> **DATA EXCERPTS**
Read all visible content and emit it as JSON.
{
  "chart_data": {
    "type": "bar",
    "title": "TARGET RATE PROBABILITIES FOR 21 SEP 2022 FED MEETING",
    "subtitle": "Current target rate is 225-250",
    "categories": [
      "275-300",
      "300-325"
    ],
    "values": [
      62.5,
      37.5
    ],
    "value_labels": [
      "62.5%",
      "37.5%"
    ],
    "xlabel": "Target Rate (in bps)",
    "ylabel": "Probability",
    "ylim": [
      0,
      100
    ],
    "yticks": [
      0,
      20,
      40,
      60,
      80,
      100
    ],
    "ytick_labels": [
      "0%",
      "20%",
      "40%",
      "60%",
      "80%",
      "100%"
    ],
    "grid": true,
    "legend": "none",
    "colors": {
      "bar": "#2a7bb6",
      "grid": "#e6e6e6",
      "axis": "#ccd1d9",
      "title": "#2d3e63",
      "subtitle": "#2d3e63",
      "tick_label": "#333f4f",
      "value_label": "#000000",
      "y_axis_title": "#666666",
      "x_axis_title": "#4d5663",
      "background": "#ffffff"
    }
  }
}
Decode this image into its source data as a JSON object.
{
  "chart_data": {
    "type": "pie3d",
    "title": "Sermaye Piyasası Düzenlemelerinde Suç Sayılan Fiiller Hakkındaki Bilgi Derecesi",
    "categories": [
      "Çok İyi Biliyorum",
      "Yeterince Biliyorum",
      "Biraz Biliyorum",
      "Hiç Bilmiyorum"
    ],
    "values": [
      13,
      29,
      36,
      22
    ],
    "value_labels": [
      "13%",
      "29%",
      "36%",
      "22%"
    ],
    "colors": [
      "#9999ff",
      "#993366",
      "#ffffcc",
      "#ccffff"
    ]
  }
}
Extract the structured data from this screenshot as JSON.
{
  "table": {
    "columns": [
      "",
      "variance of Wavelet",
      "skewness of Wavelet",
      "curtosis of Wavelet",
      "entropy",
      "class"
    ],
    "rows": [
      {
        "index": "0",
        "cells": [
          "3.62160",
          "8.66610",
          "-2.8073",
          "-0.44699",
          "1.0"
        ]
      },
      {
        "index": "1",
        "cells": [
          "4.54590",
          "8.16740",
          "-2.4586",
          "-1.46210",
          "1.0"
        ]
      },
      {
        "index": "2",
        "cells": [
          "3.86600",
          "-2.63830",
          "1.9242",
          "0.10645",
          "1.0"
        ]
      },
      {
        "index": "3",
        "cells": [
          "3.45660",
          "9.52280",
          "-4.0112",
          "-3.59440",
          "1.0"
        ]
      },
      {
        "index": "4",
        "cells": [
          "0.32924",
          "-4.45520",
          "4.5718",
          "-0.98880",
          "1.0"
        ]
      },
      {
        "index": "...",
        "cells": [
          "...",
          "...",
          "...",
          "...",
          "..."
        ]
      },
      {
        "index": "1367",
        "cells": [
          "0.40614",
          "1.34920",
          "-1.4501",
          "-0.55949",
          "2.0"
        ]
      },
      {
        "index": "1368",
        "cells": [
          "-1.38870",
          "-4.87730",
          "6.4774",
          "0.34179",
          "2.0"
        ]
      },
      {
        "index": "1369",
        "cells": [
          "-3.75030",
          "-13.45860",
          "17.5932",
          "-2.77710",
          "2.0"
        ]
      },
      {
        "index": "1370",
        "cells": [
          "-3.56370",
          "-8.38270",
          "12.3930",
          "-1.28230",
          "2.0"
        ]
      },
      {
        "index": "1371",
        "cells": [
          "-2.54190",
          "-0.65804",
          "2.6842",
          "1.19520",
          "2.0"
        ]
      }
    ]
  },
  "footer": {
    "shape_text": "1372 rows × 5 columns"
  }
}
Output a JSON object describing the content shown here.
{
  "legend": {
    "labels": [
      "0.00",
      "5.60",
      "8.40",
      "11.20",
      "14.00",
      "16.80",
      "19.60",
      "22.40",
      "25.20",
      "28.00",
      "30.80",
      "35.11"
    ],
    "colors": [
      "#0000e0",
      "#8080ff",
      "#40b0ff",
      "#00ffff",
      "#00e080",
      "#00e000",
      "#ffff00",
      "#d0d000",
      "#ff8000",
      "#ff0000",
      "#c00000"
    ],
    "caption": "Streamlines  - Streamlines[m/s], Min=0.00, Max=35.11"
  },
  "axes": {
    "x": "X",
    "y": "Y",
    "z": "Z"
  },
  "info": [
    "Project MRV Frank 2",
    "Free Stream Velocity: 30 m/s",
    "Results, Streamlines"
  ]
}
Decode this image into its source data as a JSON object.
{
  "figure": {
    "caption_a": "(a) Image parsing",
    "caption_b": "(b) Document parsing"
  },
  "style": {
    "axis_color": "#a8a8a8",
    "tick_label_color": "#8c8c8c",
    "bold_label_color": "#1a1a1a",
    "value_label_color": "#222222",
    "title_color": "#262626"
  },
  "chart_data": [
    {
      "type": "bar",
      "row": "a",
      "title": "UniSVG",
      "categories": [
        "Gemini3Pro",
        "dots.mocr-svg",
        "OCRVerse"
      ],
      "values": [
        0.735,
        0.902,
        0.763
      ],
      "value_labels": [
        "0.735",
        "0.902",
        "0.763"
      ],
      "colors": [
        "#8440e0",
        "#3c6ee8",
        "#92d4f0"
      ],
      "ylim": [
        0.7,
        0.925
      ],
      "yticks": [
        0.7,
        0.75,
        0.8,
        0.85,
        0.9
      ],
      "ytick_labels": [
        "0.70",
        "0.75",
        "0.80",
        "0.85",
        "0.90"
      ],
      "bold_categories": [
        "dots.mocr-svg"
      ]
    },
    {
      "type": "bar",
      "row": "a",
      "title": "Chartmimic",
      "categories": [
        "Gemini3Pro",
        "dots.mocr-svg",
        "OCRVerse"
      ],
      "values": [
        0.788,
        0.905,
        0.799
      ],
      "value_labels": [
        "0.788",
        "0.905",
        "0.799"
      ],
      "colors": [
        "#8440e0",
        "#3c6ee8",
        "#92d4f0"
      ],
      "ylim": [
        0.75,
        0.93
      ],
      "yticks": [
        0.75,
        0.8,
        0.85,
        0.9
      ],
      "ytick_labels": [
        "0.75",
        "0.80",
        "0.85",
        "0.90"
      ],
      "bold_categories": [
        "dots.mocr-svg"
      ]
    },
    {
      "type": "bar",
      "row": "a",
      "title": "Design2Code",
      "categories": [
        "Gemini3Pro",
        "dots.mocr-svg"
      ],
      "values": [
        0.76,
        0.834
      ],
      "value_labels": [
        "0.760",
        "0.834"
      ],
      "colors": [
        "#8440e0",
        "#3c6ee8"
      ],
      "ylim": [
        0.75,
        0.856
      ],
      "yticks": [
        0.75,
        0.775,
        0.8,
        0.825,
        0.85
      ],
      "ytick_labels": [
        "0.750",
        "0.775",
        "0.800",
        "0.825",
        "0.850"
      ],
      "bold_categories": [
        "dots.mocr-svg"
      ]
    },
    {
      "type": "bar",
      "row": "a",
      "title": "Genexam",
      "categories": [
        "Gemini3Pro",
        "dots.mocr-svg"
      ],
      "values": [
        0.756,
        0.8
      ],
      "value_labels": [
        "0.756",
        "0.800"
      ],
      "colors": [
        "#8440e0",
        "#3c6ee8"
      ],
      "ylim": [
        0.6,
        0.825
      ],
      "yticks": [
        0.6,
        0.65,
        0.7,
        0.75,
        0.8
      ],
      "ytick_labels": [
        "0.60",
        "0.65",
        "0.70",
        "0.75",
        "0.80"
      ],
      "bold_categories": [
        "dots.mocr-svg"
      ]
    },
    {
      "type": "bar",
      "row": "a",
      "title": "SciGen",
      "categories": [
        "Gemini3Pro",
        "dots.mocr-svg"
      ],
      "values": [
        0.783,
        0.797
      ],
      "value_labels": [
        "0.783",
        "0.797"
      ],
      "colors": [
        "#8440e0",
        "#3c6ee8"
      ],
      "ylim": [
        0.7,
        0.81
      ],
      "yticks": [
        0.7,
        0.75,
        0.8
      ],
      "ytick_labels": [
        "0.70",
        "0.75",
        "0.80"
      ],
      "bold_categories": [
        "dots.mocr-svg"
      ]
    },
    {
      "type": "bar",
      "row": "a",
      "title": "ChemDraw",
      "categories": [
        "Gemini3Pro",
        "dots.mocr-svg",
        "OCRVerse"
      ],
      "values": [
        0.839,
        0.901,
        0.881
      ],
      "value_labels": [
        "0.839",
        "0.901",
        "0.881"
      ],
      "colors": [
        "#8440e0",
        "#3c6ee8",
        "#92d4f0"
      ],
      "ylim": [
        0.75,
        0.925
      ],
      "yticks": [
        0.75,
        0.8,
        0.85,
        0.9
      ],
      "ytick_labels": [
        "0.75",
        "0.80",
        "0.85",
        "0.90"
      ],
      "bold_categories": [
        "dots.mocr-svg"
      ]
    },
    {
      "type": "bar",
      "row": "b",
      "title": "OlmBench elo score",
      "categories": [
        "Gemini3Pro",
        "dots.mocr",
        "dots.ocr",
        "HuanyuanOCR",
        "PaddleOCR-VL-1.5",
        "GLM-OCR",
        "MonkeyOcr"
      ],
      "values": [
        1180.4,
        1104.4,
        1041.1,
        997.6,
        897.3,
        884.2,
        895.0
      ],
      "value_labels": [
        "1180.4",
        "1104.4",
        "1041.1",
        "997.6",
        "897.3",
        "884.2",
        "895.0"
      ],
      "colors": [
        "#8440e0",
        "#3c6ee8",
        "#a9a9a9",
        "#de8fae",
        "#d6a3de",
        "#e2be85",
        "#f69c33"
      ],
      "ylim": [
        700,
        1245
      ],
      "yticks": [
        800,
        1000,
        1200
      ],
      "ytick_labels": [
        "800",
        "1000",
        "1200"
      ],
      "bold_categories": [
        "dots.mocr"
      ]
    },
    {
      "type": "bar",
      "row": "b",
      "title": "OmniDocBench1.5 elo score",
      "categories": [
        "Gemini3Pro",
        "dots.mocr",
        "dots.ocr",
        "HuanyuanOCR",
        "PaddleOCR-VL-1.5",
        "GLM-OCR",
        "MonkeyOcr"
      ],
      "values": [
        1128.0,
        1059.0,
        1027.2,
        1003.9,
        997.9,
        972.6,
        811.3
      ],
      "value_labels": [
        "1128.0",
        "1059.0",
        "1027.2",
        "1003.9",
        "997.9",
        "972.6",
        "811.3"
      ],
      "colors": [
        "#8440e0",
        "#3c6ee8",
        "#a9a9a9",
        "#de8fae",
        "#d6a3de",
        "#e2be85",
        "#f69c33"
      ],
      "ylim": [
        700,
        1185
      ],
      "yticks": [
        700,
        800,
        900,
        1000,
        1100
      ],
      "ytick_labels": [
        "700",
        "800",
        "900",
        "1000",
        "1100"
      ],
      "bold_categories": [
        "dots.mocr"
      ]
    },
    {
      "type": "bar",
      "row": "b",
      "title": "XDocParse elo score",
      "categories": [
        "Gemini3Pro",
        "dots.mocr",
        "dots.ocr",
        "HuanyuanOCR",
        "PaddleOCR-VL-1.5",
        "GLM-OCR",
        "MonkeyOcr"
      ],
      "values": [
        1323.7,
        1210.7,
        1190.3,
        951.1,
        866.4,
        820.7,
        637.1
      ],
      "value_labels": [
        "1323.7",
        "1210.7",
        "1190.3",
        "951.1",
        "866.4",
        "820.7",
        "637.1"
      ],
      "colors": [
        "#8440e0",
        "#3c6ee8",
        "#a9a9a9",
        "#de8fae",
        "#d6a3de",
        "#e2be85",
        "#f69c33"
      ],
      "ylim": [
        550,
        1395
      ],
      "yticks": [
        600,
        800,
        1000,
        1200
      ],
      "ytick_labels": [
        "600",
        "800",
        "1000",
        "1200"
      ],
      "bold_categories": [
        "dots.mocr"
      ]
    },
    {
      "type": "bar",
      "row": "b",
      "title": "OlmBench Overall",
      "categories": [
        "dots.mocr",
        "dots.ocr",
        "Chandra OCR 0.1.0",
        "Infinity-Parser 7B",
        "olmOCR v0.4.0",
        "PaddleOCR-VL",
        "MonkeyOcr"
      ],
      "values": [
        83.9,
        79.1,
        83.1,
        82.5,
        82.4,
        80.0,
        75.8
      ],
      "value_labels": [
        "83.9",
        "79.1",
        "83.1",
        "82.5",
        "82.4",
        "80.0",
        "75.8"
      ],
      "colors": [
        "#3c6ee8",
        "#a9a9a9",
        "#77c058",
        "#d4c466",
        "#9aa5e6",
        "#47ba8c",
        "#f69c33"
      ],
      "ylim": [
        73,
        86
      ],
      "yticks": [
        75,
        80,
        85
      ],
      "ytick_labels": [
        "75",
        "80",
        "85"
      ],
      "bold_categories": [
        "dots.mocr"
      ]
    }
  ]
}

> **TASK OBJECTIVE**
Your task is to pick out every line with the string "columns" and copy it.

> **EXERCISE OUTPUT**
    "columns": [
    "shape_text": "1372 rows × 5 columns"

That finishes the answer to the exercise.